### Input rows ###

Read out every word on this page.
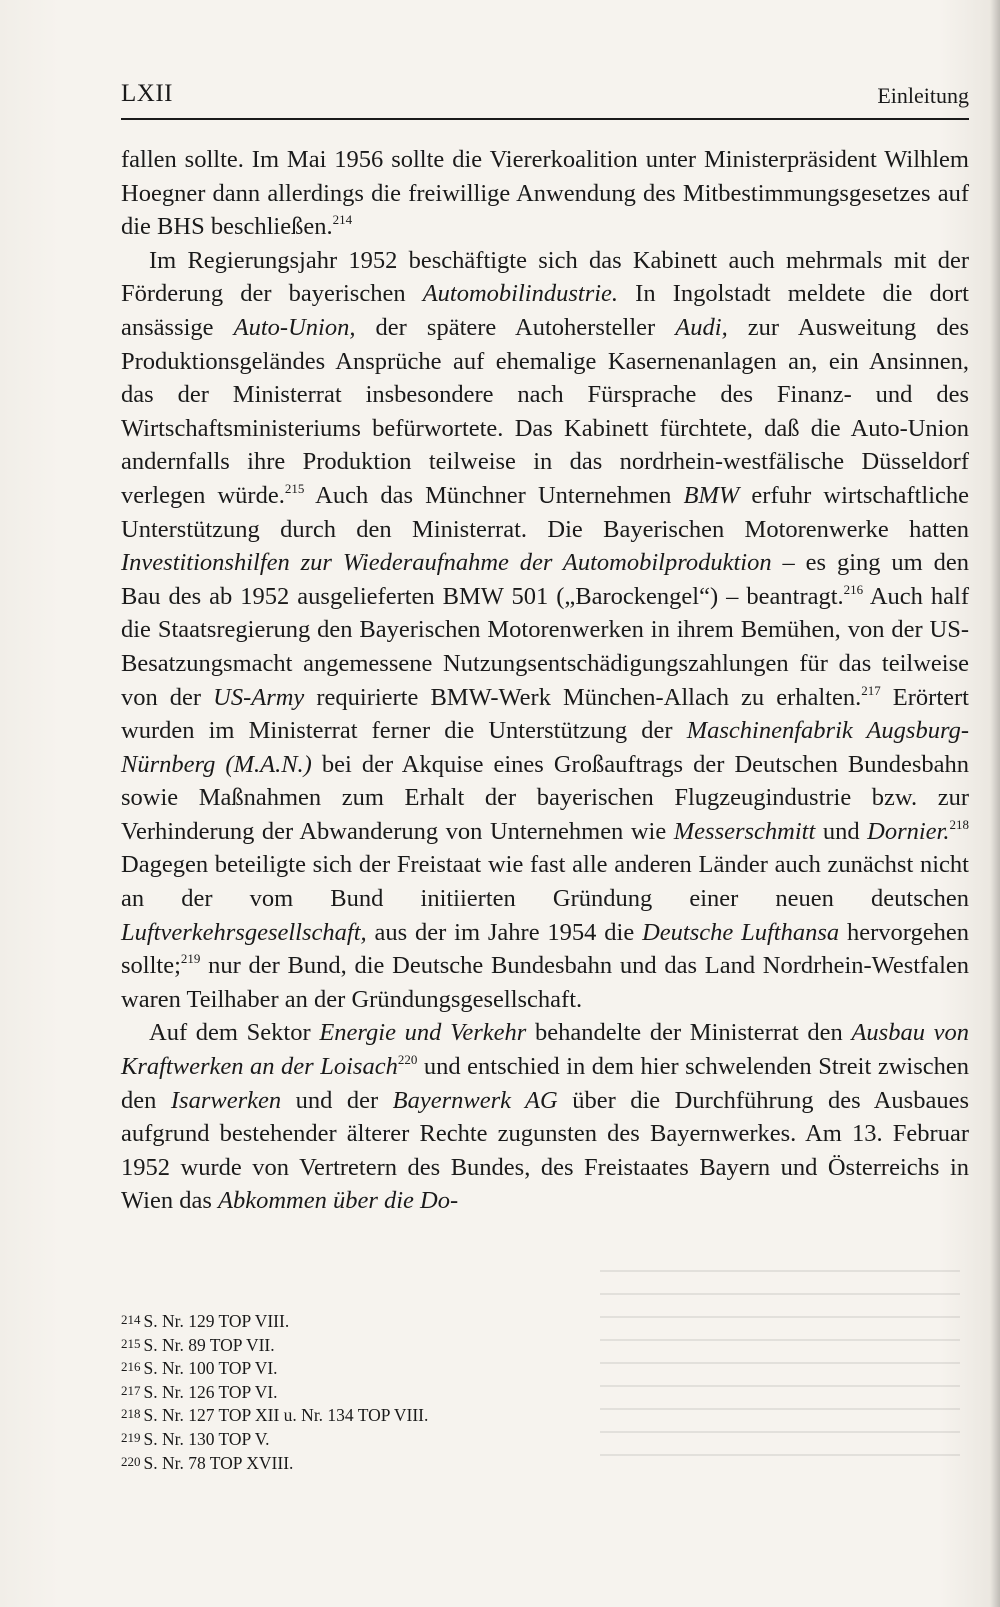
LXII	Einleitung

fallen sollte. Im Mai 1956 sollte die Viererkoalition unter Ministerpräsident Wilhlem Hoegner dann allerdings die freiwillige Anwendung des Mitbestimmungsgesetzes auf die BHS beschließen.$^{214}$

Im Regierungsjahr 1952 beschäftigte sich das Kabinett auch mehrmals mit der Förderung der bayerischen Automobilindustrie. In Ingolstadt meldete die dort ansässige Auto-Union, der spätere Autohersteller Audi, zur Ausweitung des Produktionsgeländes Ansprüche auf ehemalige Kasernenanlagen an, ein Ansinnen, das der Ministerrat insbesondere nach Fürsprache des Finanz- und des Wirtschaftsministeriums befürwortete. Das Kabinett fürchtete, daß die Auto-Union andernfalls ihre Produktion teilweise in das nordrhein-westfälische Düsseldorf verlegen würde.$^{215}$ Auch das Münchner Unternehmen BMW erfuhr wirtschaftliche Unterstützung durch den Ministerrat. Die Bayerischen Motorenwerke hatten Investitionshilfen zur Wiederaufnahme der Automobilproduktion – es ging um den Bau des ab 1952 ausgelieferten BMW 501 („Barockengel“) – beantragt.$^{216}$ Auch half die Staatsregierung den Bayerischen Motorenwerken in ihrem Bemühen, von der US-Besatzungsmacht angemessene Nutzungsentschädigungszahlungen für das teilweise von der US-Army requirierte BMW-Werk München-Allach zu erhalten.$^{217}$ Erörtert wurden im Ministerrat ferner die Unterstützung der Maschinenfabrik Augsburg-Nürnberg (M.A.N.) bei der Akquise eines Großauftrags der Deutschen Bundesbahn sowie Maßnahmen zum Erhalt der bayerischen Flugzeugindustrie bzw. zur Verhinderung der Abwanderung von Unternehmen wie Messerschmitt und Dornier.$^{218}$ Dagegen beteiligte sich der Freistaat wie fast alle anderen Länder auch zunächst nicht an der vom Bund initiierten Gründung einer neuen deutschen Luftverkehrsgesellschaft, aus der im Jahre 1954 die Deutsche Lufthansa hervorgehen sollte;$^{219}$ nur der Bund, die Deutsche Bundesbahn und das Land Nordrhein-Westfalen waren Teilhaber an der Gründungsgesellschaft.

Auf dem Sektor Energie und Verkehr behandelte der Ministerrat den Ausbau von Kraftwerken an der Loisach$^{220}$ und entschied in dem hier schwelenden Streit zwischen den Isarwerken und der Bayernwerk AG über die Durchführung des Ausbaues aufgrund bestehender älterer Rechte zugunsten des Bayernwerkes. Am 13. Februar 1952 wurde von Vertretern des Bundes, des Freistaates Bayern und Österreichs in Wien das Abkommen über die Do-

$^{214}$ S. Nr. 129 TOP VIII.
$^{215}$ S. Nr. 89 TOP VII.
$^{216}$ S. Nr. 100 TOP VI.
$^{217}$ S. Nr. 126 TOP VI.
$^{218}$ S. Nr. 127 TOP XII u. Nr. 134 TOP VIII.
$^{219}$ S. Nr. 130 TOP V.
$^{220}$ S. Nr. 78 TOP XVIII.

###

--- Problem details ---
Copy every line of the data word for word, omitting the images.

--- Result for this exercise ---
Read out every word on this page.
LXII	Einleitung

fallen sollte. Im Mai 1956 sollte die Viererkoalition unter Ministerpräsident Wilhlem Hoegner dann allerdings die freiwillige Anwendung des Mitbestimmungsgesetzes auf die BHS beschließen.$^{214}$

Im Regierungsjahr 1952 beschäftigte sich das Kabinett auch mehrmals mit der Förderung der bayerischen Automobilindustrie. In Ingolstadt meldete die dort ansässige Auto-Union, der spätere Autohersteller Audi, zur Ausweitung des Produktionsgeländes Ansprüche auf ehemalige Kasernenanlagen an, ein Ansinnen, das der Ministerrat insbesondere nach Fürsprache des Finanz- und des Wirtschaftsministeriums befürwortete. Das Kabinett fürchtete, daß die Auto-Union andernfalls ihre Produktion teilweise in das nordrhein-westfälische Düsseldorf verlegen würde.$^{215}$ Auch das Münchner Unternehmen BMW erfuhr wirtschaftliche Unterstützung durch den Ministerrat. Die Bayerischen Motorenwerke hatten Investitionshilfen zur Wiederaufnahme der Automobilproduktion – es ging um den Bau des ab 1952 ausgelieferten BMW 501 („Barockengel“) – beantragt.$^{216}$ Auch half die Staatsregierung den Bayerischen Motorenwerken in ihrem Bemühen, von der US-Besatzungsmacht angemessene Nutzungsentschädigungszahlungen für das teilweise von der US-Army requirierte BMW-Werk München-Allach zu erhalten.$^{217}$ Erörtert wurden im Ministerrat ferner die Unterstützung der Maschinenfabrik Augsburg-Nürnberg (M.A.N.) bei der Akquise eines Großauftrags der Deutschen Bundesbahn sowie Maßnahmen zum Erhalt der bayerischen Flugzeugindustrie bzw. zur Verhinderung der Abwanderung von Unternehmen wie Messerschmitt und Dornier.$^{218}$ Dagegen beteiligte sich der Freistaat wie fast alle anderen Länder auch zunächst nicht an der vom Bund initiierten Gründung einer neuen deutschen Luftverkehrsgesellschaft, aus der im Jahre 1954 die Deutsche Lufthansa hervorgehen sollte;$^{219}$ nur der Bund, die Deutsche Bundesbahn und das Land Nordrhein-Westfalen waren Teilhaber an der Gründungsgesellschaft.

Auf dem Sektor Energie und Verkehr behandelte der Ministerrat den Ausbau von Kraftwerken an der Loisach$^{220}$ und entschied in dem hier schwelenden Streit zwischen den Isarwerken und der Bayernwerk AG über die Durchführung des Ausbaues aufgrund bestehender älterer Rechte zugunsten des Bayernwerkes. Am 13. Februar 1952 wurde von Vertretern des Bundes, des Freistaates Bayern und Österreichs in Wien das Abkommen über die Do-

$^{214}$ S. Nr. 129 TOP VIII.
$^{215}$ S. Nr. 89 TOP VII.
$^{216}$ S. Nr. 100 TOP VI.
$^{217}$ S. Nr. 126 TOP VI.
$^{218}$ S. Nr. 127 TOP XII u. Nr. 134 TOP VIII.
$^{219}$ S. Nr. 130 TOP V.
$^{220}$ S. Nr. 78 TOP XVIII.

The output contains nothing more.